• **STATED GOAL**: Every entry must be echoed exactly.

• **DATASET CONTENT**:
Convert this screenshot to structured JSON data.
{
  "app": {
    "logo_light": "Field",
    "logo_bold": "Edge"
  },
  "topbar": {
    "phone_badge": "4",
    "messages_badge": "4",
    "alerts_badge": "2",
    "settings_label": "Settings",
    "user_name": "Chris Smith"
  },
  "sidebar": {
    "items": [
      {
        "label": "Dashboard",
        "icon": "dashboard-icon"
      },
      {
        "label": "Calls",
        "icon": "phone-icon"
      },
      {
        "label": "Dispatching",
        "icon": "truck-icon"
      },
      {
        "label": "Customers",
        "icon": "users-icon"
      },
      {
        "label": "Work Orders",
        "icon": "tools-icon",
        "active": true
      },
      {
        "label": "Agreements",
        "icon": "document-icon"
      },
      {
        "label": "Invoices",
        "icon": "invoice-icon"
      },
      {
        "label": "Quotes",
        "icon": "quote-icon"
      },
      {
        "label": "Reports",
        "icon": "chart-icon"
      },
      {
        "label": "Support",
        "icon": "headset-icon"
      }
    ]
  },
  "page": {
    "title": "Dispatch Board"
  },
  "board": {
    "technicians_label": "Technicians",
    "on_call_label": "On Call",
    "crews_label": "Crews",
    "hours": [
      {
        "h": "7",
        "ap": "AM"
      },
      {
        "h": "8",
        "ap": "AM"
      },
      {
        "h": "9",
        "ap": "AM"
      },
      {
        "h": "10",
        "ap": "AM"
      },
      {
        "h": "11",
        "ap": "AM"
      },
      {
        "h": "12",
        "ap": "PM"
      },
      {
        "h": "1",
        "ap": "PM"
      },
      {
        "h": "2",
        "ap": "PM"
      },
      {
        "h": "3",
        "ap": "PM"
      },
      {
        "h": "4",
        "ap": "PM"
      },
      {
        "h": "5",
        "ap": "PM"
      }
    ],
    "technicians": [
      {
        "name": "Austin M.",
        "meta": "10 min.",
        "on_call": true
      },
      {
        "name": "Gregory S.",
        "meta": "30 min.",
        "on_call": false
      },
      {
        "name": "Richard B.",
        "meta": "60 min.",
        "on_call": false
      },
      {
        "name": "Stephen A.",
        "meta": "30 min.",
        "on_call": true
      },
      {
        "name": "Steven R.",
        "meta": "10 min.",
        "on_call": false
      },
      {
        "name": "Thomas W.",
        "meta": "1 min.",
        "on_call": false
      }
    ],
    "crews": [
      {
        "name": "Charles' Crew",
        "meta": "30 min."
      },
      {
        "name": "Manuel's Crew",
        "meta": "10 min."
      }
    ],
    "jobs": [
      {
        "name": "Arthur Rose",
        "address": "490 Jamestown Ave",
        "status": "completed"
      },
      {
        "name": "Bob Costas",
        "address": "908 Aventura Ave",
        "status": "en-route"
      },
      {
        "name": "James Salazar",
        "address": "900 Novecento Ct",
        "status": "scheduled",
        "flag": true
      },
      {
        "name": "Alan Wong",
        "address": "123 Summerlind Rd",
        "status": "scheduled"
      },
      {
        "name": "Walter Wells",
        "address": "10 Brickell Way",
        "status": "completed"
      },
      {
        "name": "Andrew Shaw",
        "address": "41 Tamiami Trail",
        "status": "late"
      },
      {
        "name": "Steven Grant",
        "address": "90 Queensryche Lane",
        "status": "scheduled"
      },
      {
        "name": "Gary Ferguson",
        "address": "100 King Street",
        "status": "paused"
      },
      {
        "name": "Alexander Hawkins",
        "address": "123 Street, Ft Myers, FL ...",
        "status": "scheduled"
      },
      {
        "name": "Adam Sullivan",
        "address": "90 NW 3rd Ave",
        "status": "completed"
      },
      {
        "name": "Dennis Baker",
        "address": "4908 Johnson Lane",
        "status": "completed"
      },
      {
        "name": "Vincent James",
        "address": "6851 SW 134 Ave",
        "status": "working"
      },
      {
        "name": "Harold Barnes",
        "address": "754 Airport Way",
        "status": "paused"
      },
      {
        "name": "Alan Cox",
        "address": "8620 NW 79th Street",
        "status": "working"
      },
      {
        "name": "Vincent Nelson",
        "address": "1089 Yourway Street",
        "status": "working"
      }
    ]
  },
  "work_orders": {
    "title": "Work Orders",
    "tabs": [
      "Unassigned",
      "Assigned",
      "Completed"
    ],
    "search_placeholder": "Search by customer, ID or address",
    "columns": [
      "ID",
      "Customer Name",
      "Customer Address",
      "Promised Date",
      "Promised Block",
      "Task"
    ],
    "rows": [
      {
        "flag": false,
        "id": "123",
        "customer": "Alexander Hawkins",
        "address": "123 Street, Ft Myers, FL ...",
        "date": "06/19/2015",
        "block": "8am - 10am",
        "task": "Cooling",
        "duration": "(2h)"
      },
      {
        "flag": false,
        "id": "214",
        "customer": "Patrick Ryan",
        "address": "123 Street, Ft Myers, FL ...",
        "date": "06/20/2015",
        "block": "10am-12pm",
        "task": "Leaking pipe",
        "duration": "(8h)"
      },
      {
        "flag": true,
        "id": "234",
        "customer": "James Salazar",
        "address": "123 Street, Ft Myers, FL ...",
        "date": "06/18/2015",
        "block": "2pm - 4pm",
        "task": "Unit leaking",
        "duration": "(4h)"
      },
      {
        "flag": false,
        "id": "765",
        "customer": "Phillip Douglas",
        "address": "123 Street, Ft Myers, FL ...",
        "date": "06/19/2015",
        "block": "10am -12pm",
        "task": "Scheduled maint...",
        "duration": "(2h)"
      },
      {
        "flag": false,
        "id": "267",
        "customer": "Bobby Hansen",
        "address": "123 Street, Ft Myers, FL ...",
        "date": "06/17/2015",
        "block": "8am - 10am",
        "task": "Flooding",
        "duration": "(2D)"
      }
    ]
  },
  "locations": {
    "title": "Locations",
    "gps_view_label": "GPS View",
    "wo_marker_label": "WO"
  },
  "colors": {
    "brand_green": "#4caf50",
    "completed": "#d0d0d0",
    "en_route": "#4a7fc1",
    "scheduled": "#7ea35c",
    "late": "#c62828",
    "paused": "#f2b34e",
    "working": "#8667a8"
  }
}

• **CORRECT RESULT**:
Convert this screenshot to structured JSON data.
{
  "app": {
    "logo_light": "Field",
    "logo_bold": "Edge"
  },
  "topbar": {
    "phone_badge": "4",
    "messages_badge": "4",
    "alerts_badge": "2",
    "settings_label": "Settings",
    "user_name": "Chris Smith"
  },
  "sidebar": {
    "items": [
      {
        "label": "Dashboard",
        "icon": "dashboard-icon"
      },
      {
        "label": "Calls",
        "icon": "phone-icon"
      },
      {
        "label": "Dispatching",
        "icon": "truck-icon"
      },
      {
        "label": "Customers",
        "icon": "users-icon"
      },
      {
        "label": "Work Orders",
        "icon": "tools-icon",
        "active": true
      },
      {
        "label": "Agreements",
        "icon": "document-icon"
      },
      {
        "label": "Invoices",
        "icon": "invoice-icon"
      },
      {
        "label": "Quotes",
        "icon": "quote-icon"
      },
      {
        "label": "Reports",
        "icon": "chart-icon"
      },
      {
        "label": "Support",
        "icon": "headset-icon"
      }
    ]
  },
  "page": {
    "title": "Dispatch Board"
  },
  "board": {
    "technicians_label": "Technicians",
    "on_call_label": "On Call",
    "crews_label": "Crews",
    "hours": [
      {
        "h": "7",
        "ap": "AM"
      },
      {
        "h": "8",
        "ap": "AM"
      },
      {
        "h": "9",
        "ap": "AM"
      },
      {
        "h": "10",
        "ap": "AM"
      },
      {
        "h": "11",
        "ap": "AM"
      },
      {
        "h": "12",
        "ap": "PM"
      },
      {
        "h": "1",
        "ap": "PM"
      },
      {
        "h": "2",
        "ap": "PM"
      },
      {
        "h": "3",
        "ap": "PM"
      },
      {
        "h": "4",
        "ap": "PM"
      },
      {
        "h": "5",
        "ap": "PM"
      }
    ],
    "technicians": [
      {
        "name": "Austin M.",
        "meta": "10 min.",
        "on_call": true
      },
      {
        "name": "Gregory S.",
        "meta": "30 min.",
        "on_call": false
      },
      {
        "name": "Richard B.",
        "meta": "60 min.",
        "on_call": false
      },
      {
        "name": "Stephen A.",
        "meta": "30 min.",
        "on_call": true
      },
      {
        "name": "Steven R.",
        "meta": "10 min.",
        "on_call": false
      },
      {
        "name": "Thomas W.",
        "meta": "1 min.",
        "on_call": false
      }
    ],
    "crews": [
      {
        "name": "Charles' Crew",
        "meta": "30 min."
      },
      {
        "name": "Manuel's Crew",
        "meta": "10 min."
      }
    ],
    "jobs": [
      {
        "name": "Arthur Rose",
        "address": "490 Jamestown Ave",
        "status": "completed"
      },
      {
        "name": "Bob Costas",
        "address": "908 Aventura Ave",
        "status": "en-route"
      },
      {
        "name": "James Salazar",
        "address": "900 Novecento Ct",
        "status": "scheduled",
        "flag": true
      },
      {
        "name": "Alan Wong",
        "address": "123 Summerlind Rd",
        "status": "scheduled"
      },
      {
        "name": "Walter Wells",
        "address": "10 Brickell Way",
        "status": "completed"
      },
      {
        "name": "Andrew Shaw",
        "address": "41 Tamiami Trail",
        "status": "late"
      },
      {
        "name": "Steven Grant",
        "address": "90 Queensryche Lane",
        "status": "scheduled"
      },
      {
        "name": "Gary Ferguson",
        "address": "100 King Street",
        "status": "paused"
      },
      {
        "name": "Alexander Hawkins",
        "address": "123 Street, Ft Myers, FL ...",
        "status": "scheduled"
      },
      {
        "name": "Adam Sullivan",
        "address": "90 NW 3rd Ave",
        "status": "completed"
      },
      {
        "name": "Dennis Baker",
        "address": "4908 Johnson Lane",
        "status": "completed"
      },
      {
        "name": "Vincent James",
        "address": "6851 SW 134 Ave",
        "status": "working"
      },
      {
        "name": "Harold Barnes",
        "address": "754 Airport Way",
        "status": "paused"
      },
      {
        "name": "Alan Cox",
        "address": "8620 NW 79th Street",
        "status": "working"
      },
      {
        "name": "Vincent Nelson",
        "address": "1089 Yourway Street",
        "status": "working"
      }
    ]
  },
  "work_orders": {
    "title": "Work Orders",
    "tabs": [
      "Unassigned",
      "Assigned",
      "Completed"
    ],
    "search_placeholder": "Search by customer, ID or address",
    "columns": [
      "ID",
      "Customer Name",
      "Customer Address",
      "Promised Date",
      "Promised Block",
      "Task"
    ],
    "rows": [
      {
        "flag": false,
        "id": "123",
        "customer": "Alexander Hawkins",
        "address": "123 Street, Ft Myers, FL ...",
        "date": "06/19/2015",
        "block": "8am - 10am",
        "task": "Cooling",
        "duration": "(2h)"
      },
      {
        "flag": false,
        "id": "214",
        "customer": "Patrick Ryan",
        "address": "123 Street, Ft Myers, FL ...",
        "date": "06/20/2015",
        "block": "10am-12pm",
        "task": "Leaking pipe",
        "duration": "(8h)"
      },
      {
        "flag": true,
        "id": "234",
        "customer": "James Salazar",
        "address": "123 Street, Ft Myers, FL ...",
        "date": "06/18/2015",
        "block": "2pm - 4pm",
        "task": "Unit leaking",
        "duration": "(4h)"
      },
      {
        "flag": false,
        "id": "765",
        "customer": "Phillip Douglas",
        "address": "123 Street, Ft Myers, FL ...",
        "date": "06/19/2015",
        "block": "10am -12pm",
        "task": "Scheduled maint...",
        "duration": "(2h)"
      },
      {
        "flag": false,
        "id": "267",
        "customer": "Bobby Hansen",
        "address": "123 Street, Ft Myers, FL ...",
        "date": "06/17/2015",
        "block": "8am - 10am",
        "task": "Flooding",
        "duration": "(2D)"
      }
    ]
  },
  "locations": {
    "title": "Locations",
    "gps_view_label": "GPS View",
    "wo_marker_label": "WO"
  },
  "colors": {
    "brand_green": "#4caf50",
    "completed": "#d0d0d0",
    "en_route": "#4a7fc1",
    "scheduled": "#7ea35c",
    "late": "#c62828",
    "paused": "#f2b34e",
    "working": "#8667a8"
  }
}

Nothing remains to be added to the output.